# INSTRUCTION:
Beneath this sentence is a set of records; write each of them out exactly.

# SUPPLIED RECORDS:
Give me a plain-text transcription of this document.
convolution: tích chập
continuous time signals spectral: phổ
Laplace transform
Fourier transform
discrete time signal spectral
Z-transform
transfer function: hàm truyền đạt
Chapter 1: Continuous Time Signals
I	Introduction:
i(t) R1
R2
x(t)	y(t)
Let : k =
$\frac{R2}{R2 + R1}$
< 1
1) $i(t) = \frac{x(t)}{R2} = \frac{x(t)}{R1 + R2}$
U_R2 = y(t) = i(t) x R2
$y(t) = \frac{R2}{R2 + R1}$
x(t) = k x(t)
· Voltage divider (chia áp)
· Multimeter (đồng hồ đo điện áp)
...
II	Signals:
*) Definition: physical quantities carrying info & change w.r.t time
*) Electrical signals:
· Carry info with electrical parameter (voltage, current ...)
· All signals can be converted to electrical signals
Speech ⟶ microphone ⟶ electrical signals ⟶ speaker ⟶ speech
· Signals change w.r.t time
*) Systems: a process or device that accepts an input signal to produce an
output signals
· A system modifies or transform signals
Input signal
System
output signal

# RESULT:
Give me a plain-text transcription of this document.
convolution: tích chập
continuous time signals spectral: phổ
Laplace transform
Fourier transform
discrete time signal spectral
Z-transform
transfer function: hàm truyền đạt
Chapter 1: Continuous Time Signals
I	Introduction:
i(t) R1
R2
x(t)	y(t)
Let : k =
$\frac{R2}{R2 + R1}$
< 1
1) $i(t) = \frac{x(t)}{R2} = \frac{x(t)}{R1 + R2}$
U_R2 = y(t) = i(t) x R2
$y(t) = \frac{R2}{R2 + R1}$
x(t) = k x(t)
· Voltage divider (chia áp)
· Multimeter (đồng hồ đo điện áp)
...
II	Signals:
*) Definition: physical quantities carrying info & change w.r.t time
*) Electrical signals:
· Carry info with electrical parameter (voltage, current ...)
· All signals can be converted to electrical signals
Speech ⟶ microphone ⟶ electrical signals ⟶ speaker ⟶ speech
· Signals change w.r.t time
*) Systems: a process or device that accepts an input signal to produce an
output signals
· A system modifies or transform signals
Input signal
System
output signal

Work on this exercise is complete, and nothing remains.